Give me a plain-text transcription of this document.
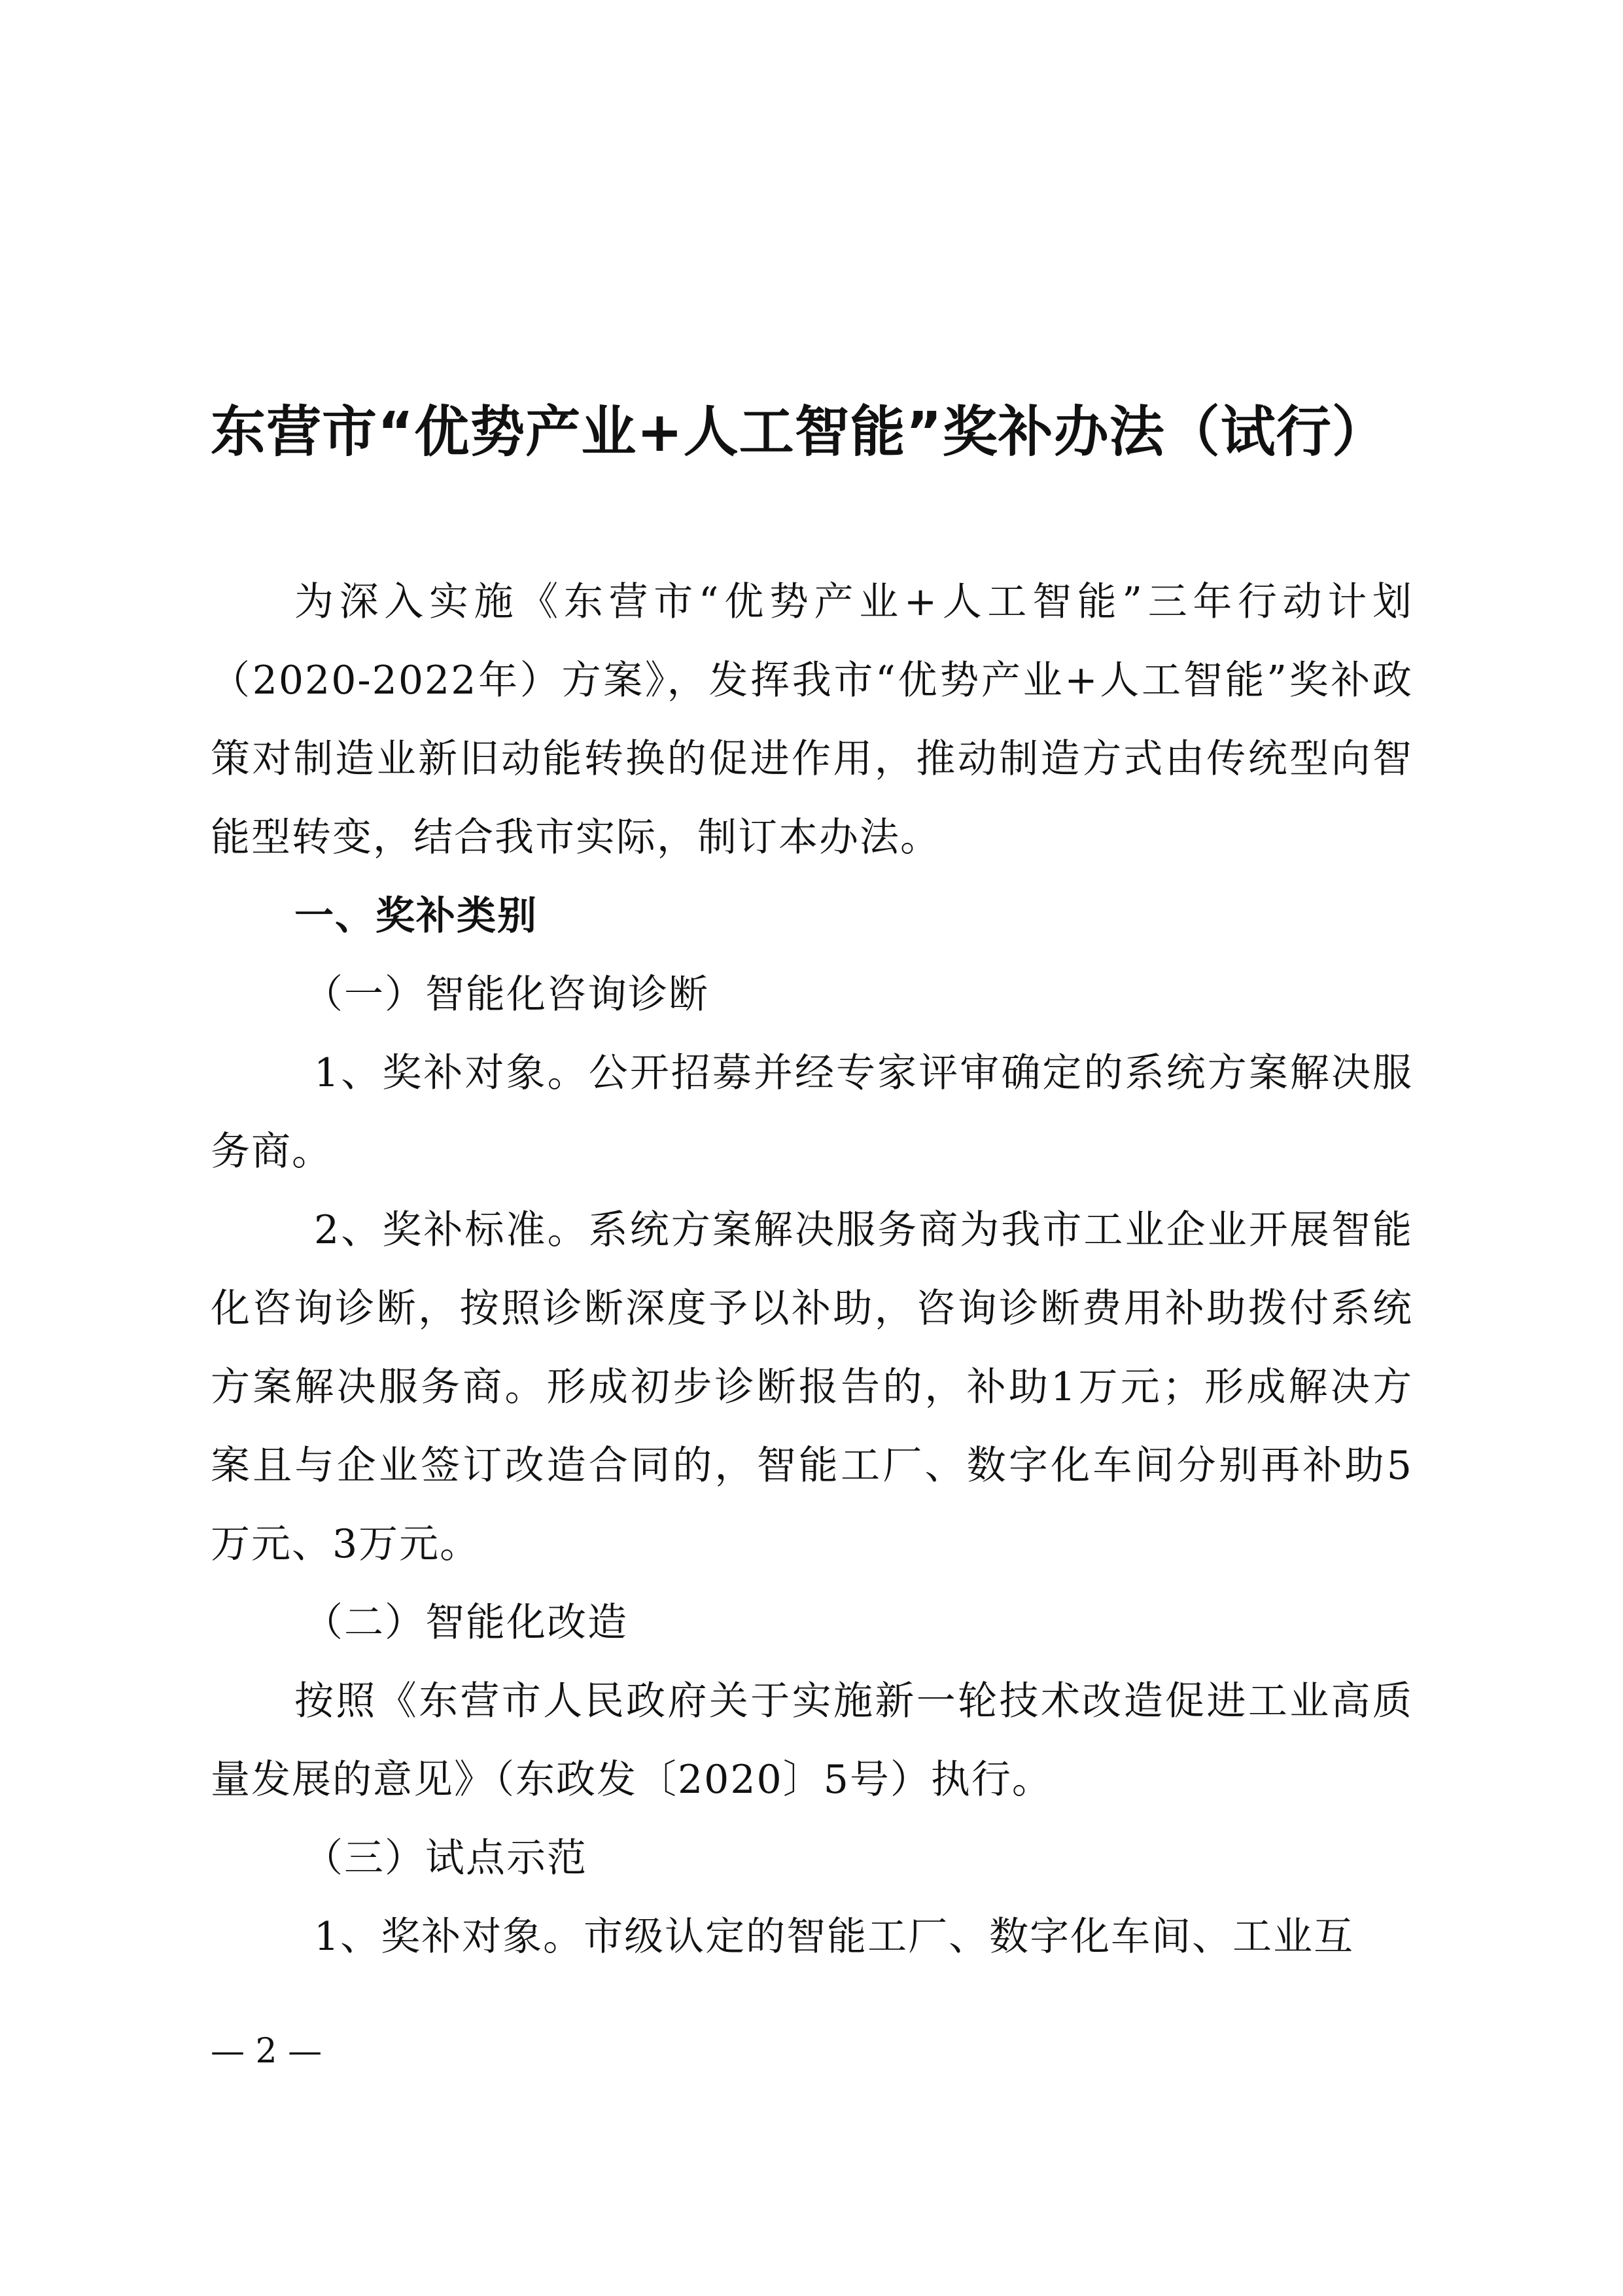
东营市“优势产业+人工智能”奖补办法（试行）

为深入实施《东营市“优势产业+人工智能”三年行动计划（2020-2022年）方案》，发挥我市“优势产业+人工智能”奖补政策对制造业新旧动能转换的促进作用，推动制造方式由传统型向智能型转变，结合我市实际，制订本办法。

一、奖补类别

（一）智能化咨询诊断

1、奖补对象。公开招募并经专家评审确定的系统方案解决服务商。

2、奖补标准。系统方案解决服务商为我市工业企业开展智能化咨询诊断，按照诊断深度予以补助，咨询诊断费用补助拨付系统方案解决服务商。形成初步诊断报告的，补助1万元；形成解决方案且与企业签订改造合同的，智能工厂、数字化车间分别再补助5万元、3万元。

（二）智能化改造

按照《东营市人民政府关于实施新一轮技术改造促进工业高质量发展的意见》（东政发〔2020〕5号）执行。

（三）试点示范

1、奖补对象。市级认定的智能工厂、数字化车间、工业互

— 2 —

WHAT YOU NEED TO DO:
Transcribe every record above exactly as written, leaving out any pictures.

SOLUTION:
Give me a plain-text transcription of this document.
东营市“优势产业+人工智能”奖补办法（试行）

为深入实施《东营市“优势产业+人工智能”三年行动计划（2020-2022年）方案》，发挥我市“优势产业+人工智能”奖补政策对制造业新旧动能转换的促进作用，推动制造方式由传统型向智能型转变，结合我市实际，制订本办法。

一、奖补类别

（一）智能化咨询诊断

1、奖补对象。公开招募并经专家评审确定的系统方案解决服务商。

2、奖补标准。系统方案解决服务商为我市工业企业开展智能化咨询诊断，按照诊断深度予以补助，咨询诊断费用补助拨付系统方案解决服务商。形成初步诊断报告的，补助1万元；形成解决方案且与企业签订改造合同的，智能工厂、数字化车间分别再补助5万元、3万元。

（二）智能化改造

按照《东营市人民政府关于实施新一轮技术改造促进工业高质量发展的意见》（东政发〔2020〕5号）执行。

（三）试点示范

1、奖补对象。市级认定的智能工厂、数字化车间、工业互

— 2 —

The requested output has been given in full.